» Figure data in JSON
[start]
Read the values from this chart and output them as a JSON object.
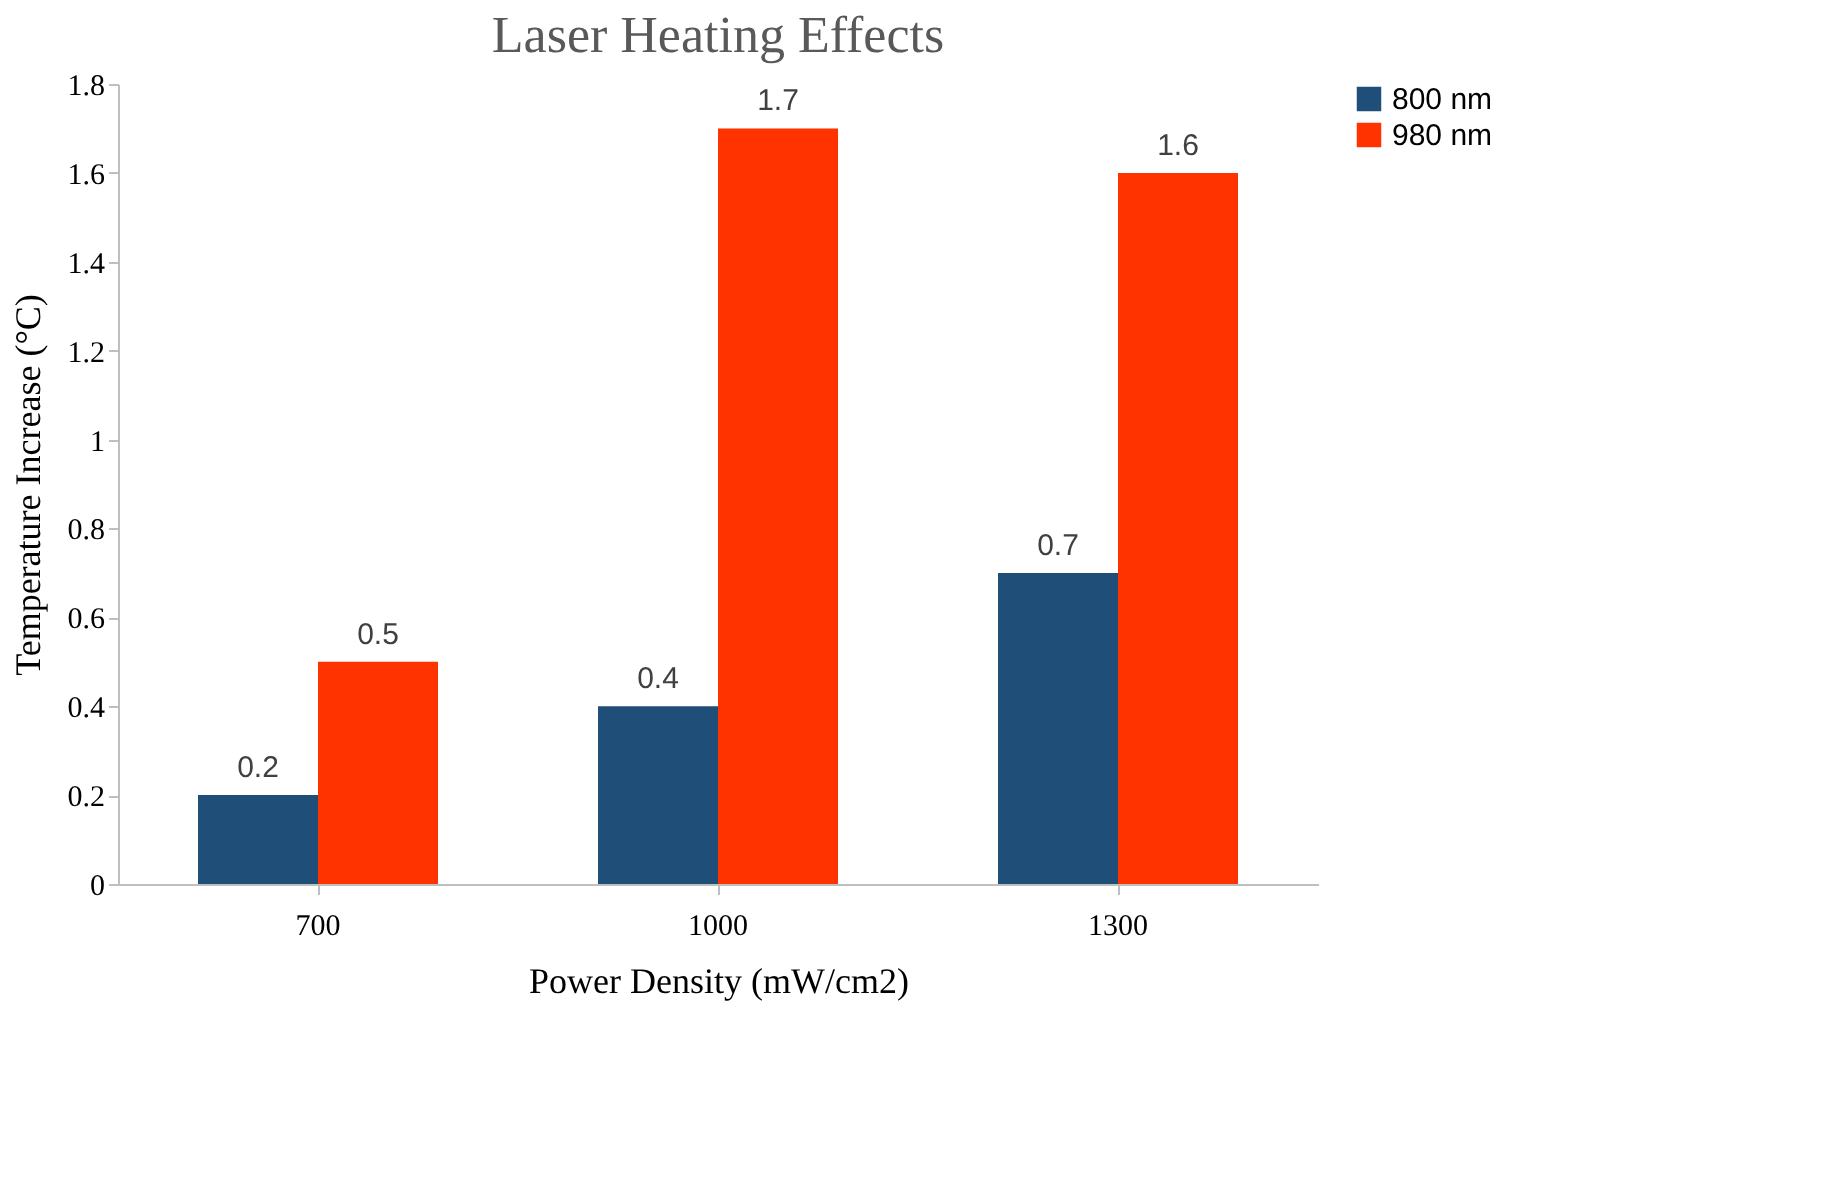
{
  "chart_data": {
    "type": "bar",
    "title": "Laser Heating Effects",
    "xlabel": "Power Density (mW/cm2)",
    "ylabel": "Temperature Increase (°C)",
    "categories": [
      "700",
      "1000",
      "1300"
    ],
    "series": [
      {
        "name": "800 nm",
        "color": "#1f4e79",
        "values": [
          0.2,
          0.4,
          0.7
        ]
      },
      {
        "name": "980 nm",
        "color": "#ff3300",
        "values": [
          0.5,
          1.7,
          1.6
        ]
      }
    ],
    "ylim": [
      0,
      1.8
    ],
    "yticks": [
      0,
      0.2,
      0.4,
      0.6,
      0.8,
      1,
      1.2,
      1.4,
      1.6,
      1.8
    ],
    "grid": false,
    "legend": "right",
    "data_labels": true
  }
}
[end]
» EXERCISE AIM
Make an exact copy of the data, leaving its pictures out.

» WORKED SOLUTION
Read the values from this chart and output them as a JSON object.
{
  "chart_data": {
    "type": "bar",
    "title": "Laser Heating Effects",
    "xlabel": "Power Density (mW/cm2)",
    "ylabel": "Temperature Increase (°C)",
    "categories": [
      "700",
      "1000",
      "1300"
    ],
    "series": [
      {
        "name": "800 nm",
        "color": "#1f4e79",
        "values": [
          0.2,
          0.4,
          0.7
        ]
      },
      {
        "name": "980 nm",
        "color": "#ff3300",
        "values": [
          0.5,
          1.7,
          1.6
        ]
      }
    ],
    "ylim": [
      0,
      1.8
    ],
    "yticks": [
      0,
      0.2,
      0.4,
      0.6,
      0.8,
      1,
      1.2,
      1.4,
      1.6,
      1.8
    ],
    "grid": false,
    "legend": "right",
    "data_labels": true
  }
}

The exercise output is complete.